Task goal ->
Show all lines of the listing that hold the word "beültetési".

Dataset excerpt
● ● ●
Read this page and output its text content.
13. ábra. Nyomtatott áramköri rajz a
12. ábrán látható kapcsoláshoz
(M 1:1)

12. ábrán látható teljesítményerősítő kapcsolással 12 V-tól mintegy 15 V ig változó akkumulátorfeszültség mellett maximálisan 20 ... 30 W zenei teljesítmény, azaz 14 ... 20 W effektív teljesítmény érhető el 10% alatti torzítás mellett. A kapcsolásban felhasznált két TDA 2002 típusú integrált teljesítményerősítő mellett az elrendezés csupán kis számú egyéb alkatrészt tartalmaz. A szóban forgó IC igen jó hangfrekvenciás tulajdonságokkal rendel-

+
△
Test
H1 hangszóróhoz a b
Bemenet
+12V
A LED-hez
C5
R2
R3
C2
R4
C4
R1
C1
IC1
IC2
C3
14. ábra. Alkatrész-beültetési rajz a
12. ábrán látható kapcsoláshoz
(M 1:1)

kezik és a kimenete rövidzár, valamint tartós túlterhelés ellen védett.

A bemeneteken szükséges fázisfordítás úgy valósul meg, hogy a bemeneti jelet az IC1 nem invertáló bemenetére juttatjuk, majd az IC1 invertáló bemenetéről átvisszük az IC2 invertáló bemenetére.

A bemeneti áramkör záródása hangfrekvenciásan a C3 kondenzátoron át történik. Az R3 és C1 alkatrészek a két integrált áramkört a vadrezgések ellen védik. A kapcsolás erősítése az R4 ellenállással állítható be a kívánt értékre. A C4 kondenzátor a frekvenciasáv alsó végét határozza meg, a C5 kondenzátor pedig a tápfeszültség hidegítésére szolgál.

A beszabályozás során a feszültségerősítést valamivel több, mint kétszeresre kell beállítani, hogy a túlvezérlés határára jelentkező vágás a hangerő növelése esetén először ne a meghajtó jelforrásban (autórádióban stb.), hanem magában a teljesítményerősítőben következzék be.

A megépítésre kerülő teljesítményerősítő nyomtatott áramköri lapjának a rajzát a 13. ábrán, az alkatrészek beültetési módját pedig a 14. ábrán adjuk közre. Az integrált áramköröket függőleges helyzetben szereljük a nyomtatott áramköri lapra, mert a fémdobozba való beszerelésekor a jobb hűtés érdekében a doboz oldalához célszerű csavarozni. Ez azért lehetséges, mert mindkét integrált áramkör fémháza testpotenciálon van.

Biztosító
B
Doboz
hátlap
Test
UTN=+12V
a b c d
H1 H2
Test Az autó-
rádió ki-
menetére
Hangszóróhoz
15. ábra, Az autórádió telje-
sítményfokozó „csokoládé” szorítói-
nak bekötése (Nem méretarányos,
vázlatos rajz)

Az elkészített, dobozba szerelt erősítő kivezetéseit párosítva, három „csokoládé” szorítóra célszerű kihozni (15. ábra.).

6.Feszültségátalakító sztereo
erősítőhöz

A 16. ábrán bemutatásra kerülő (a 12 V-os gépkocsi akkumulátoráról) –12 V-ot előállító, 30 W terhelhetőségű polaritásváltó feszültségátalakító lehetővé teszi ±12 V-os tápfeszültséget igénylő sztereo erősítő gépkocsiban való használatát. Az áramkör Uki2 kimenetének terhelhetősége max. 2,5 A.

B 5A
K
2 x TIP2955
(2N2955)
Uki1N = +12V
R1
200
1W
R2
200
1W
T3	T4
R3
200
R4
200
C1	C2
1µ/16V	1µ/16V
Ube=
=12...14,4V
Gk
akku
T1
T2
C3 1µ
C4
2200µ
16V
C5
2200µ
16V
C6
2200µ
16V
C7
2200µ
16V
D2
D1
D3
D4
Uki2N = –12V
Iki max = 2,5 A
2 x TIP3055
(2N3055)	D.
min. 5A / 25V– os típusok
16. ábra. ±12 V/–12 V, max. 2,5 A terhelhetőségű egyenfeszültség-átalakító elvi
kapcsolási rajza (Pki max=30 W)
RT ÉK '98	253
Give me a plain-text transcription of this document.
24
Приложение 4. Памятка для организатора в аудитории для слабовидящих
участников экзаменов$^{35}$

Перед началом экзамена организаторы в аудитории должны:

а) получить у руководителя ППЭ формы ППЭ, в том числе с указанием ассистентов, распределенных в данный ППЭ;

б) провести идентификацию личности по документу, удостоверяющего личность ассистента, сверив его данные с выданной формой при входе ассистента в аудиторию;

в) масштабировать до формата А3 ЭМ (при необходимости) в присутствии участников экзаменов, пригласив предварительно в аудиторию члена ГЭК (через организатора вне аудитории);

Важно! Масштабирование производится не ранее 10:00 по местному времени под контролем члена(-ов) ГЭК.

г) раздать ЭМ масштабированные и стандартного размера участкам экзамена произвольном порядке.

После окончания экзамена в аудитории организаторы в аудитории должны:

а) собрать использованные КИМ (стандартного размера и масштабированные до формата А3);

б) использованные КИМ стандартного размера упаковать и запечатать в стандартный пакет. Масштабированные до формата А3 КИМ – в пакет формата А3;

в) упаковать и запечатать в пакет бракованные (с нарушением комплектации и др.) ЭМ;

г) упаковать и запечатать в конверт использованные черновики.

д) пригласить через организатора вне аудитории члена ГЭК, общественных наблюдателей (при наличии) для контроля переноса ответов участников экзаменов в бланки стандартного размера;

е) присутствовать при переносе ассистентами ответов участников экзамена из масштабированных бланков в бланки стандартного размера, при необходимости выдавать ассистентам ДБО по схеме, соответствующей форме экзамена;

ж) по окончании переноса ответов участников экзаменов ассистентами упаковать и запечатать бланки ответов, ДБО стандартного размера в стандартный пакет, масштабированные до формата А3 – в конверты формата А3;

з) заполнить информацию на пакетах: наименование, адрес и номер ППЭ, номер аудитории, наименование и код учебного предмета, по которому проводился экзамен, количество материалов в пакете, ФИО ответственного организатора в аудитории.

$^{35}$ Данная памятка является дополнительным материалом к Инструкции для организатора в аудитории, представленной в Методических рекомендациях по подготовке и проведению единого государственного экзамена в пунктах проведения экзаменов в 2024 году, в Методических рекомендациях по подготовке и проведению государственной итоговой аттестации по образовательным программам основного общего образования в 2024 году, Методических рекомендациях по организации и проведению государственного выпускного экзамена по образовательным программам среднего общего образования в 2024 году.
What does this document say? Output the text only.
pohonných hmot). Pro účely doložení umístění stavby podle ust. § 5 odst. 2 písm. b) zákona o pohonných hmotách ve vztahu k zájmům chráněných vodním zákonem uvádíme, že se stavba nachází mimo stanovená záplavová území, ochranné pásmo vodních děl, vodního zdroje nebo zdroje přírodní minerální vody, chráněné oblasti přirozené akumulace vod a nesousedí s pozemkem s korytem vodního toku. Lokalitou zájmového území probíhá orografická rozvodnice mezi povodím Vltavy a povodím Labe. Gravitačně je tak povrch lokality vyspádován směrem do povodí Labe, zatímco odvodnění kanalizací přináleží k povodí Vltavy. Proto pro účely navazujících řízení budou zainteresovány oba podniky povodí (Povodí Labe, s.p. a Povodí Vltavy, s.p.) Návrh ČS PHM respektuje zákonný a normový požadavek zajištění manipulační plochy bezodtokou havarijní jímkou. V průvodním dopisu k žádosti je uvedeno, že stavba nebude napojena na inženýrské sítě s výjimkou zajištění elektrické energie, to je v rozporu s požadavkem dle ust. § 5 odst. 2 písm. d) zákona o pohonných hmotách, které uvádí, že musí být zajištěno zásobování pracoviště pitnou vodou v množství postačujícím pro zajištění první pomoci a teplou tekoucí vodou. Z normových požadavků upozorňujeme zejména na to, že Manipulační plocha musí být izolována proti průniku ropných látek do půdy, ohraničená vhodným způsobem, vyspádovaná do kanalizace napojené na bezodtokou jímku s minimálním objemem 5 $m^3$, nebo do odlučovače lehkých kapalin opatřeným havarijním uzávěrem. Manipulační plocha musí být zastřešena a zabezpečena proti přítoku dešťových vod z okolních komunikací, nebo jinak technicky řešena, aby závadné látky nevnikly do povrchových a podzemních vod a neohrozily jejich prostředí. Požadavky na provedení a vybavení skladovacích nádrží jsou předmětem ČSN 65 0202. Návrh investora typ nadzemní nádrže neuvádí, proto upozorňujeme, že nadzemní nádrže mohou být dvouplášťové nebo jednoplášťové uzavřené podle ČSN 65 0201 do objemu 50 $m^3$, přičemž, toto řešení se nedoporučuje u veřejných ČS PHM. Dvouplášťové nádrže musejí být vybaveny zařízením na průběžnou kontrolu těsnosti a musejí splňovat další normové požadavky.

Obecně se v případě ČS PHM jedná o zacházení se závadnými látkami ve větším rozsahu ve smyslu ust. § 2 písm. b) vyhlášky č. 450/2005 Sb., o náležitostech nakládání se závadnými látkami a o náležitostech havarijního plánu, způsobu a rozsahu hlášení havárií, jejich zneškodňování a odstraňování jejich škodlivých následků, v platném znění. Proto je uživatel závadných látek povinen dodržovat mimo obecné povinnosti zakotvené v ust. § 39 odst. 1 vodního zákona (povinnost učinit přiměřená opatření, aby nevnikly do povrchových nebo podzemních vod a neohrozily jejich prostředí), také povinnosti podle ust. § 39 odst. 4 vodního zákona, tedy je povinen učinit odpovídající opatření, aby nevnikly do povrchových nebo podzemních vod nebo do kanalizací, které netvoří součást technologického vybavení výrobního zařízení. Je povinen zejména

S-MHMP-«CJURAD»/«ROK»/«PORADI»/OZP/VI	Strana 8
● ● ●
Output for this exercise ->
14. ábra. Alkatrész-beültetési rajz a
A megépítésre kerülő teljesítményerősítő nyomtatott áramköri lapjának a rajzát a 13. ábrán, az alkatrészek beültetési módját pedig a 14. ábrán adjuk közre. Az integrált áramköröket függőleges helyzetben szereljük a nyomtatott áramköri lapra, mert a fémdobozba való beszerelésekor a jobb hűtés érdekében a doboz oldalához célszerű csavarozni. Ez azért lehetséges, mert mindkét integrált áramkör fémháza testpotenciálon van.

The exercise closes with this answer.